# DIRECTIONS
Transcribe the listing word for word.

------------------------------------

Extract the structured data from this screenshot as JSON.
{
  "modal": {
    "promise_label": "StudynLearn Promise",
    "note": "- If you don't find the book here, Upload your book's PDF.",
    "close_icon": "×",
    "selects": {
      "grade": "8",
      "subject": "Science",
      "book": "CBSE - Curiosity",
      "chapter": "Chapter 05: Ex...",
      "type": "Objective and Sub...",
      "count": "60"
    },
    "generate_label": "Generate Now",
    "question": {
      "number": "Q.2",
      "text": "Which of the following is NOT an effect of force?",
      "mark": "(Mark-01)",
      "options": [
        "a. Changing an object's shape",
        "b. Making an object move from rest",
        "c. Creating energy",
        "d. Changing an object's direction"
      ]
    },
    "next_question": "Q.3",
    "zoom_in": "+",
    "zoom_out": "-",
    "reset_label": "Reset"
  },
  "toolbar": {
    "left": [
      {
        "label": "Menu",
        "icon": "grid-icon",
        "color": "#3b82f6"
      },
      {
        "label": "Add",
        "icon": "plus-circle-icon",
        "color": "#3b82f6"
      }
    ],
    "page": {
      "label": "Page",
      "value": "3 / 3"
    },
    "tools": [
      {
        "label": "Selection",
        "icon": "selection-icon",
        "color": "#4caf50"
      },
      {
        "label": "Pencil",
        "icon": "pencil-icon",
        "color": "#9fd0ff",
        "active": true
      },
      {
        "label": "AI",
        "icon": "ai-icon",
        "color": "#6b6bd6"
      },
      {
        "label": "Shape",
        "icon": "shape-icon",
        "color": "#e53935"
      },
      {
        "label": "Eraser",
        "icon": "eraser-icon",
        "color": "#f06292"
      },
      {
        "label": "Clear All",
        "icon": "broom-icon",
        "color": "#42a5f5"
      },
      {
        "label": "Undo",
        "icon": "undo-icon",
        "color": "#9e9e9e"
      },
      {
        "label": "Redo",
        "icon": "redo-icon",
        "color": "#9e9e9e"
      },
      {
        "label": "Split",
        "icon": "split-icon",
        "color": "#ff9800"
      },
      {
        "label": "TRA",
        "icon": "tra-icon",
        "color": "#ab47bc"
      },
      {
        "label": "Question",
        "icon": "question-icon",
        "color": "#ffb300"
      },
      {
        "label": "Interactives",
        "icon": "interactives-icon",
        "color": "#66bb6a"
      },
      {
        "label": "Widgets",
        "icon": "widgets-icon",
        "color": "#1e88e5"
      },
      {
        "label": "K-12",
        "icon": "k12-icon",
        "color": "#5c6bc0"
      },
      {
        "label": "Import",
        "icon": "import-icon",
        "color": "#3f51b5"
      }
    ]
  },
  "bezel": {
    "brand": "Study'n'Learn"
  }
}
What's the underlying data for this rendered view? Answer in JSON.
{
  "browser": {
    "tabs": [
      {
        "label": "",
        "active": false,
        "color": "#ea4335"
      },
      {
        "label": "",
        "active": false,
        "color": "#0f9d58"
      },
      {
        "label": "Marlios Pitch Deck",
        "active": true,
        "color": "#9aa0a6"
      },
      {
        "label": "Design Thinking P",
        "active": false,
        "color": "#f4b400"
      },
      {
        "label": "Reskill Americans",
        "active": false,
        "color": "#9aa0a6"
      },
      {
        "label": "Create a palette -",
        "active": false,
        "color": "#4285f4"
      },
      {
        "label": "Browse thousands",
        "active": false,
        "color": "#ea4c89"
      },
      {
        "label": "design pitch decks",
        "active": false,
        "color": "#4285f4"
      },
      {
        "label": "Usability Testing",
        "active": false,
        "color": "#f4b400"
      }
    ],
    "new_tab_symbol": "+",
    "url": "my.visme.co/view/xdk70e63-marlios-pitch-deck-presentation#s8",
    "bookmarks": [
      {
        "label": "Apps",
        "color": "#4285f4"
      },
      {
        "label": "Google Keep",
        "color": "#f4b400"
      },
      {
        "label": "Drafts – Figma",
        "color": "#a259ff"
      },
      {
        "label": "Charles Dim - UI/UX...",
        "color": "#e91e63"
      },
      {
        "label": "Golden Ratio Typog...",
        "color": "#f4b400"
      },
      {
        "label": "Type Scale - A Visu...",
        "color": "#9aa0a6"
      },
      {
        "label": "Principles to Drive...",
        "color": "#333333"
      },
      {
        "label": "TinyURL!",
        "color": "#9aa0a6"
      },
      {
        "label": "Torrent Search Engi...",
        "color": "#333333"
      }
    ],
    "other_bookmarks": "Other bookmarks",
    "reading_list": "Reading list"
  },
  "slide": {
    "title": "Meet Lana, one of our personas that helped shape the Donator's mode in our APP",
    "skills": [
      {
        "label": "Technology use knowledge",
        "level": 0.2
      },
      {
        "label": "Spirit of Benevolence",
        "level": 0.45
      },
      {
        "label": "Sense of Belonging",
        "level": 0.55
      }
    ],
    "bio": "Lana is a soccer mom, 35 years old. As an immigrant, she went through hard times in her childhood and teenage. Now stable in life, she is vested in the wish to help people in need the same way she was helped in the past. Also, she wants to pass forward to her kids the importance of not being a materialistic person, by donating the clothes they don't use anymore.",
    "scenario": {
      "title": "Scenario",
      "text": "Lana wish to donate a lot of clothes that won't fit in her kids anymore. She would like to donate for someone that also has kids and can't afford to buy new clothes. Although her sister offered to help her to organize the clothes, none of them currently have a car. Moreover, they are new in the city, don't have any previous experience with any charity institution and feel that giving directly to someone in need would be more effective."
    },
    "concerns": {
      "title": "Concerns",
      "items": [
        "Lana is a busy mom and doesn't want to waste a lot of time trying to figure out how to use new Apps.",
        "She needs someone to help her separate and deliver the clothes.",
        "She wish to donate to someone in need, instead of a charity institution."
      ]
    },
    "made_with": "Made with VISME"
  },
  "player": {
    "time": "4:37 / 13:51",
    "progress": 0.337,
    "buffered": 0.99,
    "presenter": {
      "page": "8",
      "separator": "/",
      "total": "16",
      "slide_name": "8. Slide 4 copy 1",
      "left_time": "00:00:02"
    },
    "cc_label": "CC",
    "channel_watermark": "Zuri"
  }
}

------------------------------------

# ANSWER TO THIS PROBLEM
Extract the structured data from this screenshot as JSON.
{
  "modal": {
    "promise_label": "StudynLearn Promise",
    "note": "- If you don't find the book here, Upload your book's PDF.",
    "close_icon": "×",
    "selects": {
      "grade": "8",
      "subject": "Science",
      "book": "CBSE - Curiosity",
      "chapter": "Chapter 05: Ex...",
      "type": "Objective and Sub...",
      "count": "60"
    },
    "generate_label": "Generate Now",
    "question": {
      "number": "Q.2",
      "text": "Which of the following is NOT an effect of force?",
      "mark": "(Mark-01)",
      "options": [
        "a. Changing an object's shape",
        "b. Making an object move from rest",
        "c. Creating energy",
        "d. Changing an object's direction"
      ]
    },
    "next_question": "Q.3",
    "zoom_in": "+",
    "zoom_out": "-",
    "reset_label": "Reset"
  },
  "toolbar": {
    "left": [
      {
        "label": "Menu",
        "icon": "grid-icon",
        "color": "#3b82f6"
      },
      {
        "label": "Add",
        "icon": "plus-circle-icon",
        "color": "#3b82f6"
      }
    ],
    "page": {
      "label": "Page",
      "value": "3 / 3"
    },
    "tools": [
      {
        "label": "Selection",
        "icon": "selection-icon",
        "color": "#4caf50"
      },
      {
        "label": "Pencil",
        "icon": "pencil-icon",
        "color": "#9fd0ff",
        "active": true
      },
      {
        "label": "AI",
        "icon": "ai-icon",
        "color": "#6b6bd6"
      },
      {
        "label": "Shape",
        "icon": "shape-icon",
        "color": "#e53935"
      },
      {
        "label": "Eraser",
        "icon": "eraser-icon",
        "color": "#f06292"
      },
      {
        "label": "Clear All",
        "icon": "broom-icon",
        "color": "#42a5f5"
      },
      {
        "label": "Undo",
        "icon": "undo-icon",
        "color": "#9e9e9e"
      },
      {
        "label": "Redo",
        "icon": "redo-icon",
        "color": "#9e9e9e"
      },
      {
        "label": "Split",
        "icon": "split-icon",
        "color": "#ff9800"
      },
      {
        "label": "TRA",
        "icon": "tra-icon",
        "color": "#ab47bc"
      },
      {
        "label": "Question",
        "icon": "question-icon",
        "color": "#ffb300"
      },
      {
        "label": "Interactives",
        "icon": "interactives-icon",
        "color": "#66bb6a"
      },
      {
        "label": "Widgets",
        "icon": "widgets-icon",
        "color": "#1e88e5"
      },
      {
        "label": "K-12",
        "icon": "k12-icon",
        "color": "#5c6bc0"
      },
      {
        "label": "Import",
        "icon": "import-icon",
        "color": "#3f51b5"
      }
    ]
  },
  "bezel": {
    "brand": "Study'n'Learn"
  }
}
What's the underlying data for this rendered view? Answer in JSON.
{
  "browser": {
    "tabs": [
      {
        "label": "",
        "active": false,
        "color": "#ea4335"
      },
      {
        "label": "",
        "active": false,
        "color": "#0f9d58"
      },
      {
        "label": "Marlios Pitch Deck",
        "active": true,
        "color": "#9aa0a6"
      },
      {
        "label": "Design Thinking P",
        "active": false,
        "color": "#f4b400"
      },
      {
        "label": "Reskill Americans",
        "active": false,
        "color": "#9aa0a6"
      },
      {
        "label": "Create a palette -",
        "active": false,
        "color": "#4285f4"
      },
      {
        "label": "Browse thousands",
        "active": false,
        "color": "#ea4c89"
      },
      {
        "label": "design pitch decks",
        "active": false,
        "color": "#4285f4"
      },
      {
        "label": "Usability Testing",
        "active": false,
        "color": "#f4b400"
      }
    ],
    "new_tab_symbol": "+",
    "url": "my.visme.co/view/xdk70e63-marlios-pitch-deck-presentation#s8",
    "bookmarks": [
      {
        "label": "Apps",
        "color": "#4285f4"
      },
      {
        "label": "Google Keep",
        "color": "#f4b400"
      },
      {
        "label": "Drafts – Figma",
        "color": "#a259ff"
      },
      {
        "label": "Charles Dim - UI/UX...",
        "color": "#e91e63"
      },
      {
        "label": "Golden Ratio Typog...",
        "color": "#f4b400"
      },
      {
        "label": "Type Scale - A Visu...",
        "color": "#9aa0a6"
      },
      {
        "label": "Principles to Drive...",
        "color": "#333333"
      },
      {
        "label": "TinyURL!",
        "color": "#9aa0a6"
      },
      {
        "label": "Torrent Search Engi...",
        "color": "#333333"
      }
    ],
    "other_bookmarks": "Other bookmarks",
    "reading_list": "Reading list"
  },
  "slide": {
    "title": "Meet Lana, one of our personas that helped shape the Donator's mode in our APP",
    "skills": [
      {
        "label": "Technology use knowledge",
        "level": 0.2
      },
      {
        "label": "Spirit of Benevolence",
        "level": 0.45
      },
      {
        "label": "Sense of Belonging",
        "level": 0.55
      }
    ],
    "bio": "Lana is a soccer mom, 35 years old. As an immigrant, she went through hard times in her childhood and teenage. Now stable in life, she is vested in the wish to help people in need the same way she was helped in the past. Also, she wants to pass forward to her kids the importance of not being a materialistic person, by donating the clothes they don't use anymore.",
    "scenario": {
      "title": "Scenario",
      "text": "Lana wish to donate a lot of clothes that won't fit in her kids anymore. She would like to donate for someone that also has kids and can't afford to buy new clothes. Although her sister offered to help her to organize the clothes, none of them currently have a car. Moreover, they are new in the city, don't have any previous experience with any charity institution and feel that giving directly to someone in need would be more effective."
    },
    "concerns": {
      "title": "Concerns",
      "items": [
        "Lana is a busy mom and doesn't want to waste a lot of time trying to figure out how to use new Apps.",
        "She needs someone to help her separate and deliver the clothes.",
        "She wish to donate to someone in need, instead of a charity institution."
      ]
    },
    "made_with": "Made with VISME"
  },
  "player": {
    "time": "4:37 / 13:51",
    "progress": 0.337,
    "buffered": 0.99,
    "presenter": {
      "page": "8",
      "separator": "/",
      "total": "16",
      "slide_name": "8. Slide 4 copy 1",
      "left_time": "00:00:02"
    },
    "cc_label": "CC",
    "channel_watermark": "Zuri"
  }
}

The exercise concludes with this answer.